** Start of PROVIDED DATA **

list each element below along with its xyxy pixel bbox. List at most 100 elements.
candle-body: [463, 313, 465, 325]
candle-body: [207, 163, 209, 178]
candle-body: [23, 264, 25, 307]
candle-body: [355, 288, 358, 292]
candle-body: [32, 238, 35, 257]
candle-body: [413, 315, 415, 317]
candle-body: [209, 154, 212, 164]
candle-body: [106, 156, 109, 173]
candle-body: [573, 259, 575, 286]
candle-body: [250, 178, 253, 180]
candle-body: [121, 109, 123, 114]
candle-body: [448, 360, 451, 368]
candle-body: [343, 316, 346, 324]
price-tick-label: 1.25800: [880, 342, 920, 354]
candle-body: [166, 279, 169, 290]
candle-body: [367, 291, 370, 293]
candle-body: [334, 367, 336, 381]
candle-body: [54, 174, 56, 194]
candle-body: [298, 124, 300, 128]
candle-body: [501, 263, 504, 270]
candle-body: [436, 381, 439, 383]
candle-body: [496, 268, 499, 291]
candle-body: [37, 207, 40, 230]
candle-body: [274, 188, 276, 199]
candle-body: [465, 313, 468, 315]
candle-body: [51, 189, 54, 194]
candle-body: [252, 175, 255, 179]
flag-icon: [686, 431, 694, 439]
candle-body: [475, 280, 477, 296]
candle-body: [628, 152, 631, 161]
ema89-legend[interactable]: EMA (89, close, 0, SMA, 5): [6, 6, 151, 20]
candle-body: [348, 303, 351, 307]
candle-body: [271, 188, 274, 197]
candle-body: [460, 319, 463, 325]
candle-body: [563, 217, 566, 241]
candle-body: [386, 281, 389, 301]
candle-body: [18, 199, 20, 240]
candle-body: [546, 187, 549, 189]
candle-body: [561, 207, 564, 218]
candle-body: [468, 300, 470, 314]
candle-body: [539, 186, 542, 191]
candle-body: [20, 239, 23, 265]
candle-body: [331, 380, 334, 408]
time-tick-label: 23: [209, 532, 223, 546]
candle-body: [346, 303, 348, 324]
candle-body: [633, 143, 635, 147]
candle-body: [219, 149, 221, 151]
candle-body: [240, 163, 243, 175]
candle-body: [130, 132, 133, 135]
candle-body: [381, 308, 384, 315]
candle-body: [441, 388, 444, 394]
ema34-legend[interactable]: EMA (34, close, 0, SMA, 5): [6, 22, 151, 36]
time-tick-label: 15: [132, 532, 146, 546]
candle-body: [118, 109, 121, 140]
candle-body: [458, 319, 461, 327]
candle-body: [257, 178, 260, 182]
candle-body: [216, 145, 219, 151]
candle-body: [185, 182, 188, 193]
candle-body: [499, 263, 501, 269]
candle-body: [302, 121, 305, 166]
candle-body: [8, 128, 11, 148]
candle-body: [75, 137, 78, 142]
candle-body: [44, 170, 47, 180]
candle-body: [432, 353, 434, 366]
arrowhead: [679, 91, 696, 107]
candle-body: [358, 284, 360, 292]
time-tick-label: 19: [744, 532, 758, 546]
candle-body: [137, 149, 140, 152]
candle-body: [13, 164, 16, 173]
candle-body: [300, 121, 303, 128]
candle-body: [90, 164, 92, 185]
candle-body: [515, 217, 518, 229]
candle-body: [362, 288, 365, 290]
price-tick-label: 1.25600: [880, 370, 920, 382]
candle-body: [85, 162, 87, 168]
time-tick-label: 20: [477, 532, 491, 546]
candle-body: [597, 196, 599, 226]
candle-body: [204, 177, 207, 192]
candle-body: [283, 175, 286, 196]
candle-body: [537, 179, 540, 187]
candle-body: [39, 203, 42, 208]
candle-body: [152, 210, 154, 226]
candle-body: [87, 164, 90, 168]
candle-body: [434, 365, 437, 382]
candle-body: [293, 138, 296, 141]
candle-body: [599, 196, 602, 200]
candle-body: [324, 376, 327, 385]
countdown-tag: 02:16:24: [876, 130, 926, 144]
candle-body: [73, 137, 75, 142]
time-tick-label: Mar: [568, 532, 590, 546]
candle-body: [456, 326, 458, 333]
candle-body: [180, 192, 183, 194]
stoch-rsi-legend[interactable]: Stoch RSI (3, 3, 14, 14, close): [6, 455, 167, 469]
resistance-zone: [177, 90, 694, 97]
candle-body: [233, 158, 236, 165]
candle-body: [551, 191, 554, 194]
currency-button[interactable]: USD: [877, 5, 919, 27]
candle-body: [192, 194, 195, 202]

** End of PROVIDED DATA **

[THE TASK] Reproduce the material from its first line through the line containing "candle-body: [413, 315, 415, 317]", both ends included, without changing anything.

[RESULT OF THE EXERCISE]
list each element below along with its xyxy pixel bbox. List at most 100 elements.
candle-body: [463, 313, 465, 325]
candle-body: [207, 163, 209, 178]
candle-body: [23, 264, 25, 307]
candle-body: [355, 288, 358, 292]
candle-body: [32, 238, 35, 257]
candle-body: [413, 315, 415, 317]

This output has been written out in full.